Given problem. Identify each line in the records below that contains the string "their", and copy those lines.
━━━━━━━━━━
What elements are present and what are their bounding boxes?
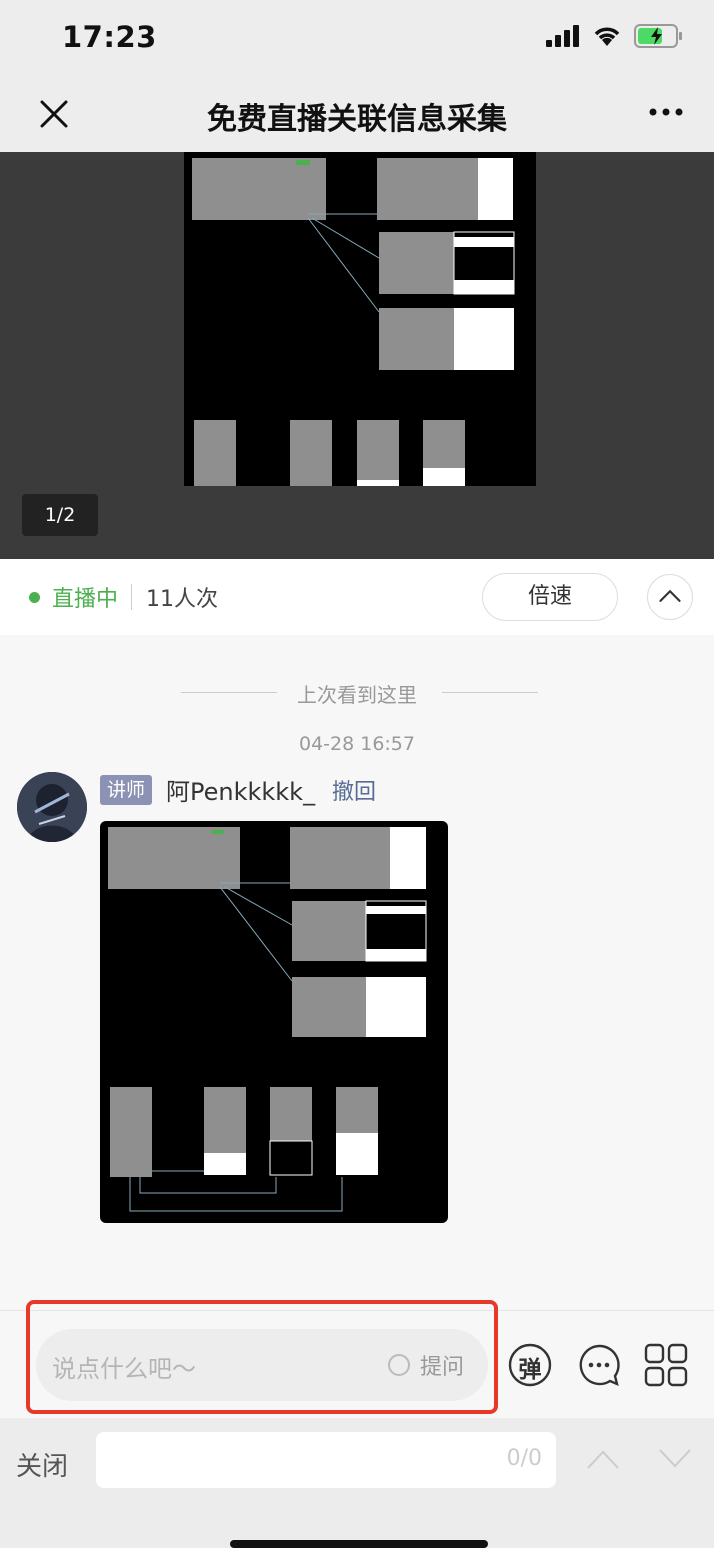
find-count: 0/0	[506, 1446, 542, 1471]
live-status: 直播中	[52, 587, 119, 612]
wifi-icon	[594, 27, 620, 46]
comment-input[interactable]: 说点什么吧～ 提问	[36, 1329, 488, 1401]
page-indicator: 1/2	[22, 494, 98, 536]
live-dot	[29, 592, 40, 603]
speed-button[interactable]: 倍速	[482, 573, 618, 621]
slide-image[interactable]	[184, 152, 536, 486]
sender-name: 阿Penkkkkk_	[166, 778, 316, 806]
ask-label: 提问	[419, 1355, 464, 1380]
divider	[181, 692, 277, 693]
home-indicator	[230, 1540, 488, 1548]
chevron-down-icon[interactable]	[658, 1448, 692, 1470]
recall-link[interactable]: 撤回	[332, 774, 376, 806]
message-timestamp: 04-28 16:57	[298, 733, 415, 755]
danmaku-button[interactable]: 弹	[508, 1343, 552, 1387]
chat-area[interactable]: 上次看到这里 04-28 16:57 讲师 阿Penkkkkk_ 撤回	[0, 635, 714, 1310]
danmaku-label: 弹	[518, 1357, 542, 1383]
slide-diagram	[192, 158, 515, 486]
last-seen-divider: 上次看到这里	[0, 679, 714, 708]
find-input[interactable]: 0/0	[96, 1432, 556, 1488]
status-time: 17:23	[62, 20, 157, 54]
viewer-count: 11人次	[146, 587, 218, 612]
role-badge: 讲师	[100, 775, 153, 805]
comment-icon[interactable]	[577, 1343, 621, 1387]
input-bar: 说点什么吧～ 提问 弹	[0, 1300, 714, 1418]
chevron-up-icon[interactable]	[647, 574, 693, 620]
status-bar: 17:23	[0, 0, 714, 76]
radio-icon[interactable]	[387, 1354, 410, 1376]
battery-icon	[634, 24, 682, 48]
ask-toggle[interactable]: 提问	[387, 1349, 464, 1381]
more-icon[interactable]	[648, 102, 684, 122]
last-seen-label: 上次看到这里	[297, 683, 417, 707]
live-status-bar: 直播中 11人次 倍速	[0, 559, 714, 635]
grid-icon[interactable]	[644, 1343, 688, 1387]
divider	[131, 584, 132, 610]
page-title: 免费直播关联信息采集	[207, 102, 507, 137]
chevron-up-icon[interactable]	[586, 1448, 620, 1470]
find-bar: 关闭 0/0	[0, 1418, 714, 1548]
slide-viewer[interactable]: 1/2	[0, 152, 714, 559]
nav-bar: 免费直播关联信息采集	[0, 76, 714, 152]
find-close-button[interactable]: 关闭	[16, 1446, 68, 1483]
comment-placeholder: 说点什么吧～	[52, 1355, 196, 1383]
avatar[interactable]	[17, 772, 87, 842]
signal-icon	[546, 25, 579, 47]
message-image[interactable]	[100, 821, 448, 1223]
message-diagram	[108, 827, 427, 1212]
divider	[442, 692, 538, 693]
status-icons	[546, 24, 684, 48]
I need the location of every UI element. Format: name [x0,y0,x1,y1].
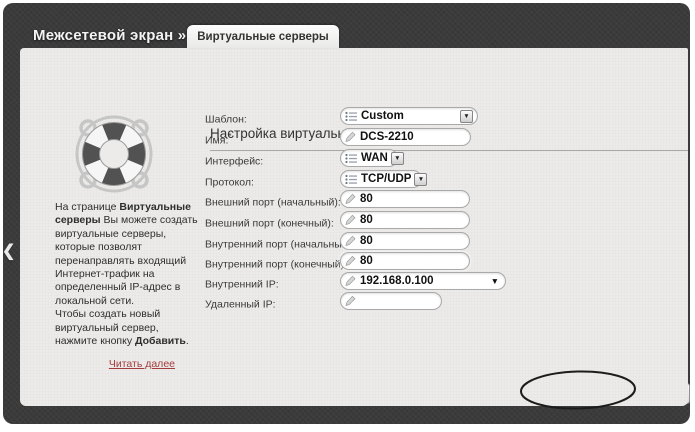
field-row-template: Шаблон: Custom ▼ [205,107,685,125]
help-paragraph-2: Чтобы создать новый виртуальный сервер, … [55,308,199,348]
combo-caret-icon[interactable]: ▼ [491,276,501,286]
remote-ip-label: Удаленный IP: [205,296,276,311]
private-port-end-value: 80 [360,255,373,267]
protocol-select[interactable]: TCP/UDP ▼ [340,170,422,188]
pencil-icon [345,295,356,307]
lifebuoy-icon [70,108,158,205]
public-port-end-input[interactable]: 80 [340,211,470,229]
protocol-value: TCP/UDP [361,173,411,185]
public-port-start-input[interactable]: 80 [340,190,470,208]
field-row-public-port-start: Внешний порт (начальный):* 80 [205,190,685,208]
interface-value: WAN [361,152,388,164]
field-row-private-port-end: Внутренний порт (конечный): 80 [205,252,685,270]
private-port-start-value: 80 [360,235,373,247]
help-text: На странице Виртуальные серверы Вы может… [55,201,199,372]
protocol-dropdown-button[interactable]: ▼ [414,173,427,186]
public-port-end-value: 80 [360,214,373,226]
private-port-end-input[interactable]: 80 [340,252,470,270]
private-ip-combobox[interactable]: 192.168.0.100 ▼ [340,272,506,290]
tab-virtual-servers[interactable]: Виртуальные серверы [187,25,339,48]
pencil-icon [345,131,356,143]
pencil-icon [345,275,356,287]
read-more-link[interactable]: Читать далее [55,358,199,371]
field-row-interface: Интерфейс: WAN ▼ [205,149,685,167]
template-dropdown-button[interactable]: ▼ [460,110,473,123]
field-row-name: Имя:* DCS-2210 [205,128,685,146]
private-port-start-label: Внутренний порт (начальный):* [205,236,357,251]
breadcrumb-firewall[interactable]: Межсетевой экран » [33,27,186,44]
field-row-public-port-end: Внешний порт (конечный): 80 [205,211,685,229]
template-value: Custom [361,110,404,122]
list-icon [345,153,357,164]
pencil-icon [345,255,356,267]
protocol-label: Протокол: [205,174,254,189]
private-ip-value: 192.168.0.100 [360,275,434,287]
pencil-icon [345,193,356,205]
public-port-start-label: Внешний порт (начальный):* [205,194,344,209]
field-row-private-port-start: Внутренний порт (начальный):* 80 [205,232,685,250]
list-icon [345,111,357,122]
field-row-remote-ip: Удаленный IP: [205,292,685,310]
name-label: Имя:* [205,132,232,147]
field-row-protocol: Протокол: TCP/UDP ▼ [205,170,685,188]
pencil-icon [345,235,356,247]
collapse-sidebar-icon[interactable]: ❮ [2,241,15,261]
name-input[interactable]: DCS-2210 [340,128,471,146]
content-panel: На странице Виртуальные серверы Вы может… [20,48,688,406]
private-port-start-input[interactable]: 80 [340,232,470,250]
interface-dropdown-button[interactable]: ▼ [391,152,404,165]
pencil-icon [345,214,356,226]
private-port-end-label: Внутренний порт (конечный): [205,256,347,271]
list-icon [345,174,357,185]
private-ip-label: Внутренний IP: [205,276,279,291]
public-port-start-value: 80 [360,193,373,205]
template-label: Шаблон: [205,111,247,126]
field-row-private-ip: Внутренний IP: 192.168.0.100 ▼ [205,272,685,290]
interface-label: Интерфейс: [205,153,263,168]
template-select[interactable]: Custom ▼ [340,107,478,125]
remote-ip-input[interactable] [340,292,442,310]
interface-select[interactable]: WAN ▼ [340,149,398,167]
name-value: DCS-2210 [360,131,414,143]
public-port-end-label: Внешний порт (конечный): [205,215,334,230]
help-paragraph-1: На странице Виртуальные серверы Вы может… [55,201,199,308]
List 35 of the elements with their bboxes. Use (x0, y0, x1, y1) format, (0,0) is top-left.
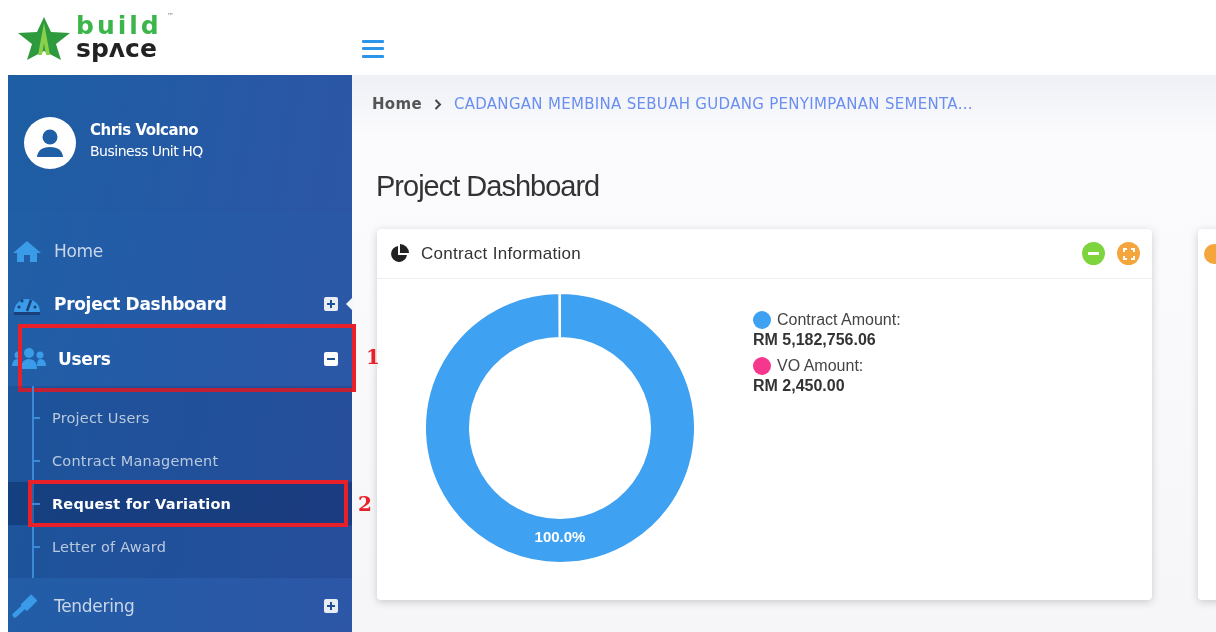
avatar-icon (24, 117, 76, 169)
logo-text: spʌce (76, 37, 158, 60)
legend-value: RM 5,182,756.06 (753, 331, 877, 349)
annotation-number: 1 (366, 345, 380, 369)
menu-button[interactable] (362, 39, 384, 58)
legend-value: RM 2,450.00 (753, 377, 846, 395)
user-name: Chris Volcano (90, 121, 200, 139)
minus-icon (1088, 252, 1099, 255)
chevron-right-icon (433, 98, 442, 110)
submenu-item[interactable]: Contract Management (52, 452, 219, 469)
expand-icon (1122, 247, 1135, 260)
data-label: 100.0% (534, 528, 586, 545)
expand-toggle[interactable] (324, 598, 338, 613)
logo-text: build (76, 15, 162, 38)
submenu-item[interactable]: Letter of Award (52, 538, 167, 555)
plus-icon (326, 600, 336, 611)
plus-icon (326, 298, 336, 309)
nav-item[interactable]: Project Dashboard (12, 291, 324, 316)
legend-label: Contract Amount: (777, 311, 901, 329)
nav-item[interactable]: Home (12, 239, 342, 263)
legend-label: VO Amount: (777, 357, 864, 375)
business-unit: Business Unit HQ (90, 143, 203, 159)
breadcrumb-link[interactable]: Home (372, 95, 422, 113)
submenu-item[interactable]: Project Users (52, 409, 150, 426)
nav-item[interactable]: Tendering (12, 593, 324, 618)
card-title: Contract Information (421, 243, 582, 264)
expand-toggle[interactable] (324, 296, 338, 311)
collapse-toggle[interactable] (324, 351, 338, 366)
home-icon (12, 239, 42, 263)
page-title: Project Dashboard (376, 170, 601, 203)
pie-chart-icon (389, 243, 409, 264)
breadcrumb-link[interactable]: CADANGAN MEMBINA SEBUAH GUDANG PENYIMPANAN SEMENTA... (453, 95, 973, 113)
nav-item[interactable]: Users (12, 346, 324, 371)
users-icon (12, 346, 46, 371)
annotation-number: 2 (358, 492, 372, 516)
━━━━━━━━━━
Right answer.
What elements are present and what are their bounding boxes?
List 35 of the elements with their bboxes. Use (x0, y0, x1, y1) format, (0,0) is top-left.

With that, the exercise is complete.